Give an exact transcription of every line, dropping the images.

## start Supplied entries

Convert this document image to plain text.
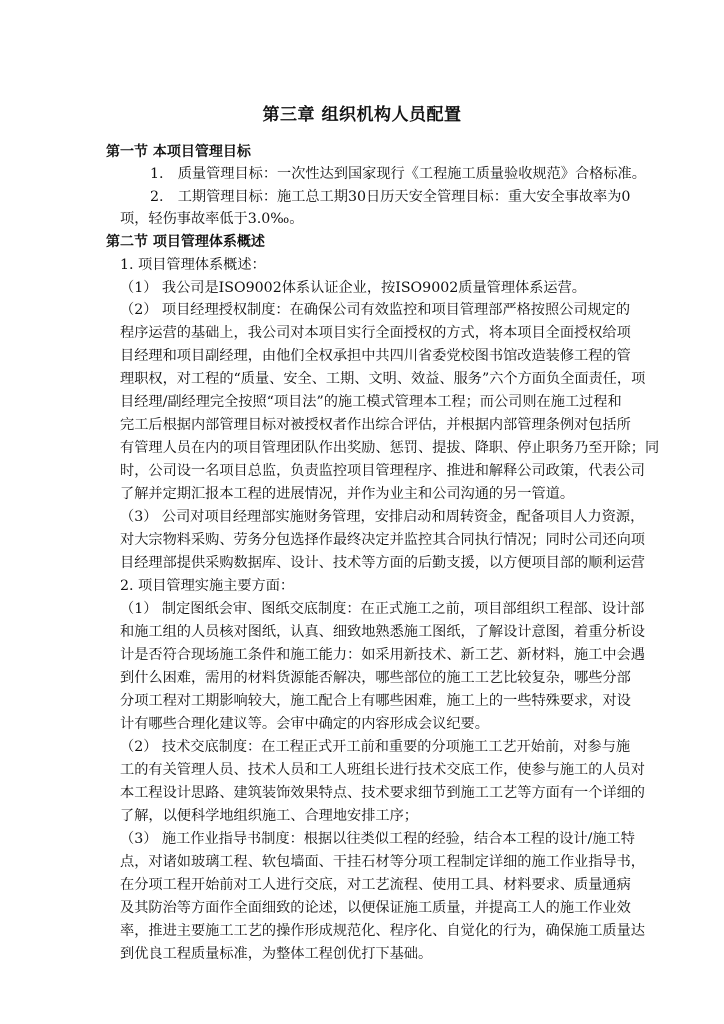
第三章 组织机构人员配置
第一节 本项目管理目标
1.　质量管理目标：一次性达到国家现行《工程施工质量验收规范》合格标准。
2.　工期管理目标：施工总工期30日历天安全管理目标：重大安全事故率为0
项，轻伤事故率低于3.0‰。
第二节 项目管理体系概述
1. 项目管理体系概述：
（1） 我公司是ISO9002体系认证企业，按ISO9002质量管理体系运营。
（2） 项目经理授权制度：在确保公司有效监控和项目管理部严格按照公司规定的
程序运营的基础上，我公司对本项目实行全面授权的方式，将本项目全面授权给项
目经理和项目副经理，由他们全权承担中共四川省委党校图书馆改造装修工程的管
理职权，对工程的“质量、安全、工期、文明、效益、服务”六个方面负全面责任，项
目经理/副经理完全按照“项目法”的施工模式管理本工程；而公司则在施工过程和
完工后根据内部管理目标对被授权者作出综合评估，并根据内部管理条例对包括所
有管理人员在内的项目管理团队作出奖励、惩罚、提拔、降职、停止职务乃至开除；同
时，公司设一名项目总监，负责监控项目管理程序、推进和解释公司政策，代表公司
了解并定期汇报本工程的进展情况，并作为业主和公司沟通的另一管道。
（3） 公司对项目经理部实施财务管理，安排启动和周转资金，配备项目人力资源，
对大宗物料采购、劳务分包选择作最终决定并监控其合同执行情况；同时公司还向项
目经理部提供采购数据库、设计、技术等方面的后勤支援，以方便项目部的顺利运营
2. 项目管理实施主要方面：
（1） 制定图纸会审、图纸交底制度：在正式施工之前，项目部组织工程部、设计部
和施工组的人员核对图纸，认真、细致地熟悉施工图纸，了解设计意图，着重分析设
计是否符合现场施工条件和施工能力：如采用新技术、新工艺、新材料，施工中会遇
到什么困难，需用的材料货源能否解决，哪些部位的施工工艺比较复杂，哪些分部
分项工程对工期影响较大，施工配合上有哪些困难，施工上的一些特殊要求，对设
计有哪些合理化建议等。会审中确定的内容形成会议纪要。
（2） 技术交底制度：在工程正式开工前和重要的分项施工工艺开始前，对参与施
工的有关管理人员、技术人员和工人班组长进行技术交底工作，使参与施工的人员对
本工程设计思路、建筑装饰效果特点、技术要求细节到施工工艺等方面有一个详细的
了解，以便科学地组织施工、合理地安排工序；
（3） 施工作业指导书制度：根据以往类似工程的经验，结合本工程的设计/施工特
点，对诸如玻璃工程、软包墙面、干挂石材等分项工程制定详细的施工作业指导书，
在分项工程开始前对工人进行交底，对工艺流程、使用工具、材料要求、质量通病
及其防治等方面作全面细致的论述，以便保证施工质量，并提高工人的施工作业效
率，推进主要施工工艺的操作形成规范化、程序化、自觉化的行为，确保施工质量达
到优良工程质量标准，为整体工程创优打下基础。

## end Supplied entries

Solution to the exercise -
Convert this document image to plain text.
第三章 组织机构人员配置
第一节 本项目管理目标
1.　质量管理目标：一次性达到国家现行《工程施工质量验收规范》合格标准。
2.　工期管理目标：施工总工期30日历天安全管理目标：重大安全事故率为0
项，轻伤事故率低于3.0‰。
第二节 项目管理体系概述
1. 项目管理体系概述：
（1） 我公司是ISO9002体系认证企业，按ISO9002质量管理体系运营。
（2） 项目经理授权制度：在确保公司有效监控和项目管理部严格按照公司规定的
程序运营的基础上，我公司对本项目实行全面授权的方式，将本项目全面授权给项
目经理和项目副经理，由他们全权承担中共四川省委党校图书馆改造装修工程的管
理职权，对工程的“质量、安全、工期、文明、效益、服务”六个方面负全面责任，项
目经理/副经理完全按照“项目法”的施工模式管理本工程；而公司则在施工过程和
完工后根据内部管理目标对被授权者作出综合评估，并根据内部管理条例对包括所
有管理人员在内的项目管理团队作出奖励、惩罚、提拔、降职、停止职务乃至开除；同
时，公司设一名项目总监，负责监控项目管理程序、推进和解释公司政策，代表公司
了解并定期汇报本工程的进展情况，并作为业主和公司沟通的另一管道。
（3） 公司对项目经理部实施财务管理，安排启动和周转资金，配备项目人力资源，
对大宗物料采购、劳务分包选择作最终决定并监控其合同执行情况；同时公司还向项
目经理部提供采购数据库、设计、技术等方面的后勤支援，以方便项目部的顺利运营
2. 项目管理实施主要方面：
（1） 制定图纸会审、图纸交底制度：在正式施工之前，项目部组织工程部、设计部
和施工组的人员核对图纸，认真、细致地熟悉施工图纸，了解设计意图，着重分析设
计是否符合现场施工条件和施工能力：如采用新技术、新工艺、新材料，施工中会遇
到什么困难，需用的材料货源能否解决，哪些部位的施工工艺比较复杂，哪些分部
分项工程对工期影响较大，施工配合上有哪些困难，施工上的一些特殊要求，对设
计有哪些合理化建议等。会审中确定的内容形成会议纪要。
（2） 技术交底制度：在工程正式开工前和重要的分项施工工艺开始前，对参与施
工的有关管理人员、技术人员和工人班组长进行技术交底工作，使参与施工的人员对
本工程设计思路、建筑装饰效果特点、技术要求细节到施工工艺等方面有一个详细的
了解，以便科学地组织施工、合理地安排工序；
（3） 施工作业指导书制度：根据以往类似工程的经验，结合本工程的设计/施工特
点，对诸如玻璃工程、软包墙面、干挂石材等分项工程制定详细的施工作业指导书，
在分项工程开始前对工人进行交底，对工艺流程、使用工具、材料要求、质量通病
及其防治等方面作全面细致的论述，以便保证施工质量，并提高工人的施工作业效
率，推进主要施工工艺的操作形成规范化、程序化、自觉化的行为，确保施工质量达
到优良工程质量标准，为整体工程创优打下基础。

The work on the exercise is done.